— BEGIN STORED RECORDS —

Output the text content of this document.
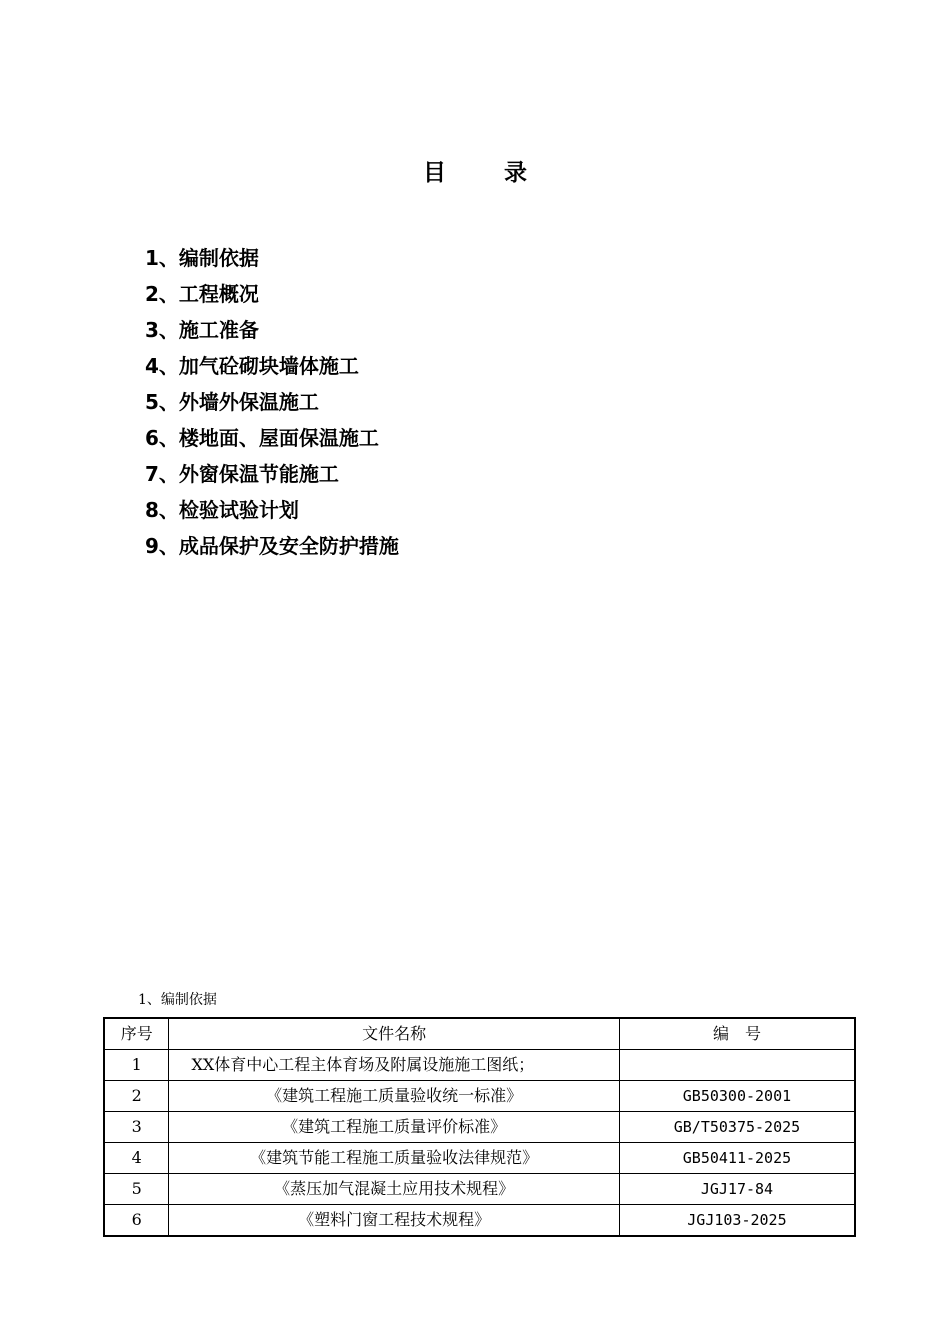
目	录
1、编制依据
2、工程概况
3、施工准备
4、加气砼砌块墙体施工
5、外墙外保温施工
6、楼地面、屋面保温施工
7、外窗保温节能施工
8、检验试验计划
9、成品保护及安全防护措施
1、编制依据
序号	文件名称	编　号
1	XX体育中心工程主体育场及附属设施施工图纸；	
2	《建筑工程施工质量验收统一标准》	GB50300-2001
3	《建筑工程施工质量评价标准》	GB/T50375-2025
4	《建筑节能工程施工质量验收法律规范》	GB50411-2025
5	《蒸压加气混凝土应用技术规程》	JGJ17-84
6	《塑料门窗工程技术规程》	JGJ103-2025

— END STORED RECORDS —

Return the listing above word for word, with the pictures removed.

[EXPECTED OUTPUT]
Output the text content of this document.
目	录
1、编制依据
2、工程概况
3、施工准备
4、加气砼砌块墙体施工
5、外墙外保温施工
6、楼地面、屋面保温施工
7、外窗保温节能施工
8、检验试验计划
9、成品保护及安全防护措施
1、编制依据
序号	文件名称	编　号
1	XX体育中心工程主体育场及附属设施施工图纸；	
2	《建筑工程施工质量验收统一标准》	GB50300-2001
3	《建筑工程施工质量评价标准》	GB/T50375-2025
4	《建筑节能工程施工质量验收法律规范》	GB50411-2025
5	《蒸压加气混凝土应用技术规程》	JGJ17-84
6	《塑料门窗工程技术规程》	JGJ103-2025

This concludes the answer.